Written task: Beneath this task is a listing; retype all of it exactly.
— start of Information provided —
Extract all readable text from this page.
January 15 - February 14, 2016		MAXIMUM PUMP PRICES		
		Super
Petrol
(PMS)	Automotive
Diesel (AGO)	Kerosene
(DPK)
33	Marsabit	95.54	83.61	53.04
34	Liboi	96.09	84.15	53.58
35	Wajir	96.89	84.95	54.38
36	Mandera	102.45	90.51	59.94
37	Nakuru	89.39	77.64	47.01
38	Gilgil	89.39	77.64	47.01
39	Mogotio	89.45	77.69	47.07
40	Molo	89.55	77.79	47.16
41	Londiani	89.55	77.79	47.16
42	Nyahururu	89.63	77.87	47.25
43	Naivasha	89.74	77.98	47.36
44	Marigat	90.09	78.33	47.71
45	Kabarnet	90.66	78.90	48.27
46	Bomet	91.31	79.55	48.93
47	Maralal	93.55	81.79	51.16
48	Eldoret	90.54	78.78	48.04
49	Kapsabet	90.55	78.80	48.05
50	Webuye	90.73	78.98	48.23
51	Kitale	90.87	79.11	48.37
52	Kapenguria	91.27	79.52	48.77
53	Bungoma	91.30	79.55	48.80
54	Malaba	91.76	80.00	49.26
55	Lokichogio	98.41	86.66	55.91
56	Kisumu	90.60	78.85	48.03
— end of Information provided —
Expected answer:
Extract all readable text from this page.
January 15 - February 14, 2016		MAXIMUM PUMP PRICES		
		Super
Petrol
(PMS)	Automotive
Diesel (AGO)	Kerosene
(DPK)
33	Marsabit	95.54	83.61	53.04
34	Liboi	96.09	84.15	53.58
35	Wajir	96.89	84.95	54.38
36	Mandera	102.45	90.51	59.94
37	Nakuru	89.39	77.64	47.01
38	Gilgil	89.39	77.64	47.01
39	Mogotio	89.45	77.69	47.07
40	Molo	89.55	77.79	47.16
41	Londiani	89.55	77.79	47.16
42	Nyahururu	89.63	77.87	47.25
43	Naivasha	89.74	77.98	47.36
44	Marigat	90.09	78.33	47.71
45	Kabarnet	90.66	78.90	48.27
46	Bomet	91.31	79.55	48.93
47	Maralal	93.55	81.79	51.16
48	Eldoret	90.54	78.78	48.04
49	Kapsabet	90.55	78.80	48.05
50	Webuye	90.73	78.98	48.23
51	Kitale	90.87	79.11	48.37
52	Kapenguria	91.27	79.52	48.77
53	Bungoma	91.30	79.55	48.80
54	Malaba	91.76	80.00	49.26
55	Lokichogio	98.41	86.66	55.91
56	Kisumu	90.60	78.85	48.03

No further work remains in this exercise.